*** Opening Provided records ***

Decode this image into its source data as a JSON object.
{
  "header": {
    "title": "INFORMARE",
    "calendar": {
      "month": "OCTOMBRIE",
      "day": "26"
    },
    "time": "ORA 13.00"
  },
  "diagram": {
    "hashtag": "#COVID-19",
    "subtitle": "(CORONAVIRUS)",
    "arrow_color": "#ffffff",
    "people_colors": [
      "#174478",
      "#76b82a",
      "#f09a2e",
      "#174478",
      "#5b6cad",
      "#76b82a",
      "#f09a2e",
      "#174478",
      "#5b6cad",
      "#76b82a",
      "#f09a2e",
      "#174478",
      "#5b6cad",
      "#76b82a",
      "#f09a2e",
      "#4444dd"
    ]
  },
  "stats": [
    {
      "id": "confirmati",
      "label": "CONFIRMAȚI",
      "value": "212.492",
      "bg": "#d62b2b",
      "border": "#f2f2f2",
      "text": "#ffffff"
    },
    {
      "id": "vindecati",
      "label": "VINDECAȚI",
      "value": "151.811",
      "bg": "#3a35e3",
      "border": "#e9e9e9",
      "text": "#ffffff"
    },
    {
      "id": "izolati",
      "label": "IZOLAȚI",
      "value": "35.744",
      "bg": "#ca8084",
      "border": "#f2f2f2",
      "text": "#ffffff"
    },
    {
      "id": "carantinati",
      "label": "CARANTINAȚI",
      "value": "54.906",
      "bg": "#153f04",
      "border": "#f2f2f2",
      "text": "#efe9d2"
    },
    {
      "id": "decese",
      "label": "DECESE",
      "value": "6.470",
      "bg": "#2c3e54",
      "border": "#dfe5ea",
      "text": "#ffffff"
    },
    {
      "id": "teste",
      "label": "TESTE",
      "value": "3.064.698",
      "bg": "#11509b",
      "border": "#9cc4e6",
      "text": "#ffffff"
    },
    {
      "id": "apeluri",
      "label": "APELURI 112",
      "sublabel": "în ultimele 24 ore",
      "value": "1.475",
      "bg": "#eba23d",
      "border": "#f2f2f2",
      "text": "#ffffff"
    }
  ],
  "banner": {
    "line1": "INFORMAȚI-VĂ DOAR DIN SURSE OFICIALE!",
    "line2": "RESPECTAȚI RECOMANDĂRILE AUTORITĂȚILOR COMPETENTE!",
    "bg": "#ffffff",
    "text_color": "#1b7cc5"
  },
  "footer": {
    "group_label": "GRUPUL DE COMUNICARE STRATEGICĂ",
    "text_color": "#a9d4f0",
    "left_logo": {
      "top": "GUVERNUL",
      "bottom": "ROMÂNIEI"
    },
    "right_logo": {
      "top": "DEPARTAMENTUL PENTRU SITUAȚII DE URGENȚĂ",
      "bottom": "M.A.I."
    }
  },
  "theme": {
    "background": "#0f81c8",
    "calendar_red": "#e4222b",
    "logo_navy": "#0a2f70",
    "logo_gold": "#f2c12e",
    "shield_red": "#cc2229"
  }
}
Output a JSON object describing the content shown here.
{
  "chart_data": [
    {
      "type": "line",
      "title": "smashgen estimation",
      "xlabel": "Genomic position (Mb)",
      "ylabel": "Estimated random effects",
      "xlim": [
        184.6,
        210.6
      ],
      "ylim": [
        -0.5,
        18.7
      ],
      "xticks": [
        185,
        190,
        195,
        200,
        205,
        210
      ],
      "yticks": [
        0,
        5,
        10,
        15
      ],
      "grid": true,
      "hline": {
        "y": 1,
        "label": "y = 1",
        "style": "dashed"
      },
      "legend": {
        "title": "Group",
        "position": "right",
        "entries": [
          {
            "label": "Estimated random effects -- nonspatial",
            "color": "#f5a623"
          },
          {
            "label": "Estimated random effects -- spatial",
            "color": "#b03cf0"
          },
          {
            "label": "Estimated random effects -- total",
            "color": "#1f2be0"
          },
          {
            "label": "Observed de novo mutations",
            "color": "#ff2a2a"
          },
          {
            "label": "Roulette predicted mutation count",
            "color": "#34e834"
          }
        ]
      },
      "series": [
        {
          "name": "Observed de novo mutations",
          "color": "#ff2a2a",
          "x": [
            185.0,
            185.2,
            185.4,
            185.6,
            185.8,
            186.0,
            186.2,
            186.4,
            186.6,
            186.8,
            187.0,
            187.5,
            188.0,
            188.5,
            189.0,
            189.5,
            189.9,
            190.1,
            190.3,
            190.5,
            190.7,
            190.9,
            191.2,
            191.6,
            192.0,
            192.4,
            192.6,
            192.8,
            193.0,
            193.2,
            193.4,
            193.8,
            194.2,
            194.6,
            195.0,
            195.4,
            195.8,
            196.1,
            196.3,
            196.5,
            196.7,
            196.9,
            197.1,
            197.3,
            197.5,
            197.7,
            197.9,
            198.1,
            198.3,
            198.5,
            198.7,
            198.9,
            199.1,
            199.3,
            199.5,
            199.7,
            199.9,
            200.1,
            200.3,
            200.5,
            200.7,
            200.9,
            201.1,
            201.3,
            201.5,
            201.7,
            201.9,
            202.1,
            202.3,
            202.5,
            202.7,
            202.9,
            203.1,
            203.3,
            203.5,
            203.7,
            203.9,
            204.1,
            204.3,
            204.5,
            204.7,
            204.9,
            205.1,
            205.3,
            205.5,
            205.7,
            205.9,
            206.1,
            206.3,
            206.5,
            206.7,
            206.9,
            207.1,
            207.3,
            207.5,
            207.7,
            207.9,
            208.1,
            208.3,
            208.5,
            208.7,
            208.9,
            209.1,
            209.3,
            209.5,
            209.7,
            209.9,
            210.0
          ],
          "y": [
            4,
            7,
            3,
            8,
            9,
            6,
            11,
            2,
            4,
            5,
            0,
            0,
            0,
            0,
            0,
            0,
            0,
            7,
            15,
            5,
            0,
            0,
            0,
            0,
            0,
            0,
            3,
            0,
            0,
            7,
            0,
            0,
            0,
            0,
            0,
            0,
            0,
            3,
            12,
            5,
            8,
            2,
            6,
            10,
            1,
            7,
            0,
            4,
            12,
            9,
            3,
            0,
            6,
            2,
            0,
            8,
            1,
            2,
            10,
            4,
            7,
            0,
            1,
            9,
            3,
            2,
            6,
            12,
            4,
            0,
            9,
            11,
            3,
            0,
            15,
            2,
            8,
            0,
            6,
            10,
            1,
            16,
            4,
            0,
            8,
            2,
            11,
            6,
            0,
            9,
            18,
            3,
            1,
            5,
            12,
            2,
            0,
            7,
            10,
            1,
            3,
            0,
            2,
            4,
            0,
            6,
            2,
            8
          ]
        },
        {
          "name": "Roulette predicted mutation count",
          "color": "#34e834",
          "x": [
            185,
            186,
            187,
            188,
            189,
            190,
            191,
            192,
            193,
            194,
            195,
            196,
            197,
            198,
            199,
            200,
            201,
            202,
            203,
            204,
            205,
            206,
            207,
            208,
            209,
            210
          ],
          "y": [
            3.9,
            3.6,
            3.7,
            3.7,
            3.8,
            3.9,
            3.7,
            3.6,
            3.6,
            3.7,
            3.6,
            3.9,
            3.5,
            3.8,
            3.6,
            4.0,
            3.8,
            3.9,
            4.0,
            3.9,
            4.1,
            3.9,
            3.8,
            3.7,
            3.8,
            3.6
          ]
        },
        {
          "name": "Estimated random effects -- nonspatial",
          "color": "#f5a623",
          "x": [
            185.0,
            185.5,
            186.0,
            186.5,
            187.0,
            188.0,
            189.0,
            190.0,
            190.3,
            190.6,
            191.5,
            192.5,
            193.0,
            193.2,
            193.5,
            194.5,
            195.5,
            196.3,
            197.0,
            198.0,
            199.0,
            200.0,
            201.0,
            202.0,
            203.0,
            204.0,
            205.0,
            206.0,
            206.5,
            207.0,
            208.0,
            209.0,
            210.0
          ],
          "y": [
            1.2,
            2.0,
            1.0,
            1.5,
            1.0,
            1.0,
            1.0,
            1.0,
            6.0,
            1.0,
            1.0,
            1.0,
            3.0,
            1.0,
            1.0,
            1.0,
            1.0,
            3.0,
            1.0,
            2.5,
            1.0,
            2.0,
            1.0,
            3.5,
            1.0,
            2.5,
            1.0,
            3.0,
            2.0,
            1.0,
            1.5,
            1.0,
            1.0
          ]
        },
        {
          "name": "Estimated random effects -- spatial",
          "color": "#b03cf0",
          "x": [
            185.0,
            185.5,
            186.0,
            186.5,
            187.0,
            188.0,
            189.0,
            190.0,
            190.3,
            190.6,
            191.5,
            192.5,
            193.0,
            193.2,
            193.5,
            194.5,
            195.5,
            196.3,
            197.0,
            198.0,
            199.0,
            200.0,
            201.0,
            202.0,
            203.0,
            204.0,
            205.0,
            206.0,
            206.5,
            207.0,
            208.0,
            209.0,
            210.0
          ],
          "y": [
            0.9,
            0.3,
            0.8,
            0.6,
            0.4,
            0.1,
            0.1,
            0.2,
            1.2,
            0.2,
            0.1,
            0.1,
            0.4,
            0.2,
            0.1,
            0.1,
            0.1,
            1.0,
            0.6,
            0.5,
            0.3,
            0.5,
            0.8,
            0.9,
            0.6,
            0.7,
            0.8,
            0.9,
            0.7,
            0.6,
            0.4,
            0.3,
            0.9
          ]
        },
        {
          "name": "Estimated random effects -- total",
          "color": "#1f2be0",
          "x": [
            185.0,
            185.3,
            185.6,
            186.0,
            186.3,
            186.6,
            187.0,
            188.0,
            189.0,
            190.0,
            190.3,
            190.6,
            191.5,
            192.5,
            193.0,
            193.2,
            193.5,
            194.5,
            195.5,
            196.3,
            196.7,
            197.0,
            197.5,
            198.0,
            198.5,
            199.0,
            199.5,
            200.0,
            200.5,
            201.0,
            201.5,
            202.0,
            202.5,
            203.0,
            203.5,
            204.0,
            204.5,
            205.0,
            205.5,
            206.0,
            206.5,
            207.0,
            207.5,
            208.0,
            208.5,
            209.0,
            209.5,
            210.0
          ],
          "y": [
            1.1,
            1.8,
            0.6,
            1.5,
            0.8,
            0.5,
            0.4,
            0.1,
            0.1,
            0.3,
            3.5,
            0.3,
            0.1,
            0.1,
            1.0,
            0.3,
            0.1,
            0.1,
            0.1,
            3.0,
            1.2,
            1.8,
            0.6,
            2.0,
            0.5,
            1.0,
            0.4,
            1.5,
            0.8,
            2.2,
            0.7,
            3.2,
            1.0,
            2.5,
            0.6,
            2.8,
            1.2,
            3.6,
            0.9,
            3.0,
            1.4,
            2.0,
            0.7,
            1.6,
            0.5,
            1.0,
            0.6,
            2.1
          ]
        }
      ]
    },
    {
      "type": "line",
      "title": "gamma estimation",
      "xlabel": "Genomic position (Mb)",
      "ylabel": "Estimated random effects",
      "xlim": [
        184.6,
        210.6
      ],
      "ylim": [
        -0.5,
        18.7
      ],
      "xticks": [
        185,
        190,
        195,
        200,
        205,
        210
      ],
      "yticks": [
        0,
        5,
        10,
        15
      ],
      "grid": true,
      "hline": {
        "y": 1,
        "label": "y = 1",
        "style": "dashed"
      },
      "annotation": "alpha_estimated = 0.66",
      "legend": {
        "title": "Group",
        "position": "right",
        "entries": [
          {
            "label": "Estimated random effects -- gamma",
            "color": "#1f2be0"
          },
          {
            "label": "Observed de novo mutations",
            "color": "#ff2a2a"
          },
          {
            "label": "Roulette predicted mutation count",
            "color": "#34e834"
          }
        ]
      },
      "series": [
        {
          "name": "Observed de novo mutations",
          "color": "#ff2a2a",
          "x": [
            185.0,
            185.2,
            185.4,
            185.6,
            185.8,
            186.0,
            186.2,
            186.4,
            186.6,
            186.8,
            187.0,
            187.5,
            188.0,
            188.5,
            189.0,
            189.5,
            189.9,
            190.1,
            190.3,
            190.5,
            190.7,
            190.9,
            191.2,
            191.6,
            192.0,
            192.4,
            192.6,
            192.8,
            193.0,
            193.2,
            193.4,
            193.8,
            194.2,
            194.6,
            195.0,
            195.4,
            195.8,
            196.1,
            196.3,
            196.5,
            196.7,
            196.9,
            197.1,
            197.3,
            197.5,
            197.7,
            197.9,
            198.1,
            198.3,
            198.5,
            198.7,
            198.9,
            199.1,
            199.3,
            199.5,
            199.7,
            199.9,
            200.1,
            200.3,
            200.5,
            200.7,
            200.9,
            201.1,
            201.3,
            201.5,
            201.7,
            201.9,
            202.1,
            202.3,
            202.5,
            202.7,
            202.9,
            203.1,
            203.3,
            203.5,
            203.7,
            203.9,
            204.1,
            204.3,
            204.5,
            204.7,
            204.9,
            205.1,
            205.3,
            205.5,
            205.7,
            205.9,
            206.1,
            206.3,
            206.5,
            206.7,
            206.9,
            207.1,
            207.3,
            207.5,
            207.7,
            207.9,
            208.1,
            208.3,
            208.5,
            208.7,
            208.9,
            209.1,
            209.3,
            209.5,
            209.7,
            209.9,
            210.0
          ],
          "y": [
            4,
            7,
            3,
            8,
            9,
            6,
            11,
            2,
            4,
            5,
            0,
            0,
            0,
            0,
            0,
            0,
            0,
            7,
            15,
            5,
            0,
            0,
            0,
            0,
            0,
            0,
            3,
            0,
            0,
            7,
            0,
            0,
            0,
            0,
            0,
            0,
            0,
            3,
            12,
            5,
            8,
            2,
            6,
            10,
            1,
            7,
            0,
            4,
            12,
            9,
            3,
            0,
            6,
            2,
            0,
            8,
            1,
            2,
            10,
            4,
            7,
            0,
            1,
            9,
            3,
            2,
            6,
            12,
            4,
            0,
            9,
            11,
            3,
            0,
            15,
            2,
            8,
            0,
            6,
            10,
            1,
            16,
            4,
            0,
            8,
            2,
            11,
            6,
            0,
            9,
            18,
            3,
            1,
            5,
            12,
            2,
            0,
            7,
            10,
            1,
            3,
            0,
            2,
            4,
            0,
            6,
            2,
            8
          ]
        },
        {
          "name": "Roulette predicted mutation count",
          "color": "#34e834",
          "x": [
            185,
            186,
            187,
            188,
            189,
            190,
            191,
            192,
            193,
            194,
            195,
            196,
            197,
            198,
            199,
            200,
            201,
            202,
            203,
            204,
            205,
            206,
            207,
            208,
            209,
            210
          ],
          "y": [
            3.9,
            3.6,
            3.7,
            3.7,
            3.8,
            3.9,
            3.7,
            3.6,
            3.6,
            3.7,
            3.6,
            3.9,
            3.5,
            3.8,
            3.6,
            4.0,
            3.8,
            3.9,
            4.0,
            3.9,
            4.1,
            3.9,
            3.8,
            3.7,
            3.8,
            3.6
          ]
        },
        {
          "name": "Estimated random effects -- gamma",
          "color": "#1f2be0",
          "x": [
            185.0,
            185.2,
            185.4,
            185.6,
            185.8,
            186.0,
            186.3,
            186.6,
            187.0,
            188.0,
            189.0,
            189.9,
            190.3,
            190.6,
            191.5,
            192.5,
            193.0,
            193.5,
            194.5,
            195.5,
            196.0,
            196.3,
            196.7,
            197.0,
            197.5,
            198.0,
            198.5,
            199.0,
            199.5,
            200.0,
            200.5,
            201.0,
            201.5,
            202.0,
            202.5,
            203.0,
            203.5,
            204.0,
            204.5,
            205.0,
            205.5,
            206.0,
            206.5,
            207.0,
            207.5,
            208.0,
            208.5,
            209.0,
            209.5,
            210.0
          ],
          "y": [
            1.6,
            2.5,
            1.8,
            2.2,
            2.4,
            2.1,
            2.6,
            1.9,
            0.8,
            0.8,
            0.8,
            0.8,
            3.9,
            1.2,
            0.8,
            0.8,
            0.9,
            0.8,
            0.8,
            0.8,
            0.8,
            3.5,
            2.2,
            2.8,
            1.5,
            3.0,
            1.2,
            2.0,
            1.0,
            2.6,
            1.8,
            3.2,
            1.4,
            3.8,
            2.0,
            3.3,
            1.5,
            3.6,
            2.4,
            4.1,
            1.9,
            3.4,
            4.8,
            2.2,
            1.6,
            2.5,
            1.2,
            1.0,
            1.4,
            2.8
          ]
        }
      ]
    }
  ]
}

*** Closing Provided records ***

Activity:
From the listing above, find the number of lines with the word "object" in them. Answer with the number only.

Exercise answer:
2